• EXERCISE DETAILS: Can you copy the items verbatim, beginning at their very first line and stopping after the line that contains "1431, 444, 1495]"?

*** THE RECORDS ***

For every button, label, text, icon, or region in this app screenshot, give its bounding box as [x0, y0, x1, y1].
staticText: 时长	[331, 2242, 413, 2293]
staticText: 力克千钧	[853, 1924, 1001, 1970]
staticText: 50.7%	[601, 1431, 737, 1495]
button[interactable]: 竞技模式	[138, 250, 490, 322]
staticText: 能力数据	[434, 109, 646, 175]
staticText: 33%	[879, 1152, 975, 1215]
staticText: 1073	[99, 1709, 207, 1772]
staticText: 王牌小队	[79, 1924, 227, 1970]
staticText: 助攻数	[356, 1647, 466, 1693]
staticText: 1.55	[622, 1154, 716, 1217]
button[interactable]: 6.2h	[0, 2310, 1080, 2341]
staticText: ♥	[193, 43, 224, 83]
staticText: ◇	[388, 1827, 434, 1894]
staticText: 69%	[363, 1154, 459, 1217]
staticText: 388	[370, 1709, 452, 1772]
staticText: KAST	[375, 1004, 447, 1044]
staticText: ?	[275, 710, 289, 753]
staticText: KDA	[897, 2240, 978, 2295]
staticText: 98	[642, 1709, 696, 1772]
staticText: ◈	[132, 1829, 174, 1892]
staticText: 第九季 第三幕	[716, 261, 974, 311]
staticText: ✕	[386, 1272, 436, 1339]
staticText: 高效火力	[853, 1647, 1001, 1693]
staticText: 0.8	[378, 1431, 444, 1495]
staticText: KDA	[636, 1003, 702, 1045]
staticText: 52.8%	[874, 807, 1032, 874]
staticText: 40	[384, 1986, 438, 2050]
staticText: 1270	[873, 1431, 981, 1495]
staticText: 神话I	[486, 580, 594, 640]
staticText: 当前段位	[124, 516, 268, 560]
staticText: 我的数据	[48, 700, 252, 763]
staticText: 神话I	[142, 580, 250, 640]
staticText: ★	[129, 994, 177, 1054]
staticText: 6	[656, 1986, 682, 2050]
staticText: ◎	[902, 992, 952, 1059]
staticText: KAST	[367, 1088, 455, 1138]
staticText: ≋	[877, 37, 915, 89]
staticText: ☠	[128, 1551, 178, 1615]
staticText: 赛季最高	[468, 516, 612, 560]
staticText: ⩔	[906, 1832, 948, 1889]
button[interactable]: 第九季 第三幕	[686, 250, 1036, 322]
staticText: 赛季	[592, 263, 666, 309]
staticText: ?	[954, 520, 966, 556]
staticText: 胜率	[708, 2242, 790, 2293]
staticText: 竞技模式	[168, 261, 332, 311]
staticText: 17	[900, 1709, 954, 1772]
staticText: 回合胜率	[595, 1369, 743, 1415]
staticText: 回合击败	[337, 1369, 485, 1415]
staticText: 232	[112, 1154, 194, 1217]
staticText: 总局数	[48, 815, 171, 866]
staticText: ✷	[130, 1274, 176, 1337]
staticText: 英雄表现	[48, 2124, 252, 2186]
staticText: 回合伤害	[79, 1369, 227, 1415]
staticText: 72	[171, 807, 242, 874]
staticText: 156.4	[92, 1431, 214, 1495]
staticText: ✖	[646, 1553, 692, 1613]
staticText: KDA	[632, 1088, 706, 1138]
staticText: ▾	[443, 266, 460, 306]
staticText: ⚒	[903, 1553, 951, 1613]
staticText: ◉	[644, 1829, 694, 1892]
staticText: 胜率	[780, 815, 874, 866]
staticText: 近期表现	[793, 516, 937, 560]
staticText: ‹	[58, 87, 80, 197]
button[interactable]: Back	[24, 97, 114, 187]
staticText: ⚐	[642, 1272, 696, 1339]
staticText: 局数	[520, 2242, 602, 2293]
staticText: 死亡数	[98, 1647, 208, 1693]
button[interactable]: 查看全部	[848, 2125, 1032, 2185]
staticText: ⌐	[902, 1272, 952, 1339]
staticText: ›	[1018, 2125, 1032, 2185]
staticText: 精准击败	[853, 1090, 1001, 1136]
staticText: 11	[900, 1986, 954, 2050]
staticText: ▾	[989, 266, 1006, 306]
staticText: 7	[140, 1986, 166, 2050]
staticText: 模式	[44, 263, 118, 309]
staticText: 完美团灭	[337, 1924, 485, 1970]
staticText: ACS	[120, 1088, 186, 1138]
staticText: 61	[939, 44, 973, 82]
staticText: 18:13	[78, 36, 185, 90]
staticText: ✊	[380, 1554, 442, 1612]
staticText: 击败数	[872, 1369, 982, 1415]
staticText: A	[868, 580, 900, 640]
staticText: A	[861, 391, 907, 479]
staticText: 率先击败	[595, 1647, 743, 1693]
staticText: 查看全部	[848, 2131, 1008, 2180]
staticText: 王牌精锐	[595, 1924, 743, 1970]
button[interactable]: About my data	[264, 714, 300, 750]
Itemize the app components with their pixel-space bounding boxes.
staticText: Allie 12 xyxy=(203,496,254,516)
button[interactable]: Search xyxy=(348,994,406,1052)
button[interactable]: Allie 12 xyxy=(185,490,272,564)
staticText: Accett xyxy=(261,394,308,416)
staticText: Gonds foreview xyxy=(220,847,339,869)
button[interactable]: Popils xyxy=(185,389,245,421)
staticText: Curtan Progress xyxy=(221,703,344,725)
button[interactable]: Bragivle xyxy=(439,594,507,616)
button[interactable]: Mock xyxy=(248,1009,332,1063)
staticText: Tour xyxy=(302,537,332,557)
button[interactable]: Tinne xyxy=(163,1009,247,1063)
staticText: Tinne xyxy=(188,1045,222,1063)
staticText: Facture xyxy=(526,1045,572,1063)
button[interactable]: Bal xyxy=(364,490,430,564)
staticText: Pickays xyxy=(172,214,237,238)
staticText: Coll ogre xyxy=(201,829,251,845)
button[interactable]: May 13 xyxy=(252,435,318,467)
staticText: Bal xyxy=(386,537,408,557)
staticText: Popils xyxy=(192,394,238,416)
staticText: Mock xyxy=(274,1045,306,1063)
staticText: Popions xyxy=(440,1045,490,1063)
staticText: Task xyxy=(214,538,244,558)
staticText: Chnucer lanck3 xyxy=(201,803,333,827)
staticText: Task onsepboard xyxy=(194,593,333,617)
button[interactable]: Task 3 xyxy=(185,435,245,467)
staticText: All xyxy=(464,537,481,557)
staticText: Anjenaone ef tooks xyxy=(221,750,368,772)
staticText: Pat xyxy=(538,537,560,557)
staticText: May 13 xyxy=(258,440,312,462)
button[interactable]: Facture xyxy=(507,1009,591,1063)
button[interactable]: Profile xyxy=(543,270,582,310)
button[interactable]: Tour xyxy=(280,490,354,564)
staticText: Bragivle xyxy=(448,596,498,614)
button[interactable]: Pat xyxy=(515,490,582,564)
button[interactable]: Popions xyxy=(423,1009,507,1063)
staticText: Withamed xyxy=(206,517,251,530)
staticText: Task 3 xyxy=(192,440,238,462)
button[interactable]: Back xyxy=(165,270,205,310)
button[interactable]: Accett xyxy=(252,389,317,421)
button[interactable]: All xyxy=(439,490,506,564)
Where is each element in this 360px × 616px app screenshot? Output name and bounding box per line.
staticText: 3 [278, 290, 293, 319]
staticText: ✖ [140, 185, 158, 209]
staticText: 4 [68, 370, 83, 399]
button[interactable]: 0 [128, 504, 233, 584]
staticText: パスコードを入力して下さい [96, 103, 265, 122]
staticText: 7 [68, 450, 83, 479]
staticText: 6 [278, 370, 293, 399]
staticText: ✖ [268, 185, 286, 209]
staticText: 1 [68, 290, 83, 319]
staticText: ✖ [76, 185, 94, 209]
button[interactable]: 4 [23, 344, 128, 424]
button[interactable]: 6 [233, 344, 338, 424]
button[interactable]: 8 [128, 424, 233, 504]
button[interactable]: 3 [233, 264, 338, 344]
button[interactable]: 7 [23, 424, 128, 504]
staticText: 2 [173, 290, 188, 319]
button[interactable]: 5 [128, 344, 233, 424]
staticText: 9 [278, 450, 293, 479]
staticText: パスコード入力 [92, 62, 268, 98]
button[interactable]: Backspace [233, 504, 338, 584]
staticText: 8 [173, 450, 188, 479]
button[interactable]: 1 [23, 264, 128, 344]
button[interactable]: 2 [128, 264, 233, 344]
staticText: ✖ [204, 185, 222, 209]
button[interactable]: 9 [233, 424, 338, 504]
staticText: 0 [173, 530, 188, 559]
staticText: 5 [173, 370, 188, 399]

***

• CORRECT RESULT:
For every button, label, text, icon, or region in this app screenshot, give its bounding box as [x0, y0, x1, y1].
staticText: 时长	[331, 2242, 413, 2293]
staticText: 力克千钧	[853, 1924, 1001, 1970]
staticText: 50.7%	[601, 1431, 737, 1495]
button[interactable]: 竞技模式	[138, 250, 490, 322]
staticText: 能力数据	[434, 109, 646, 175]
staticText: 33%	[879, 1152, 975, 1215]
staticText: 1073	[99, 1709, 207, 1772]
staticText: 王牌小队	[79, 1924, 227, 1970]
staticText: 助攻数	[356, 1647, 466, 1693]
staticText: 1.55	[622, 1154, 716, 1217]
button[interactable]: 6.2h	[0, 2310, 1080, 2341]
staticText: ♥	[193, 43, 224, 83]
staticText: ◇	[388, 1827, 434, 1894]
staticText: 69%	[363, 1154, 459, 1217]
staticText: 388	[370, 1709, 452, 1772]
staticText: KAST	[375, 1004, 447, 1044]
staticText: ?	[275, 710, 289, 753]
staticText: KDA	[897, 2240, 978, 2295]
staticText: 98	[642, 1709, 696, 1772]
staticText: ◈	[132, 1829, 174, 1892]
staticText: 第九季 第三幕	[716, 261, 974, 311]
staticText: ✕	[386, 1272, 436, 1339]
staticText: 高效火力	[853, 1647, 1001, 1693]
staticText: 0.8	[378, 1431, 444, 1495]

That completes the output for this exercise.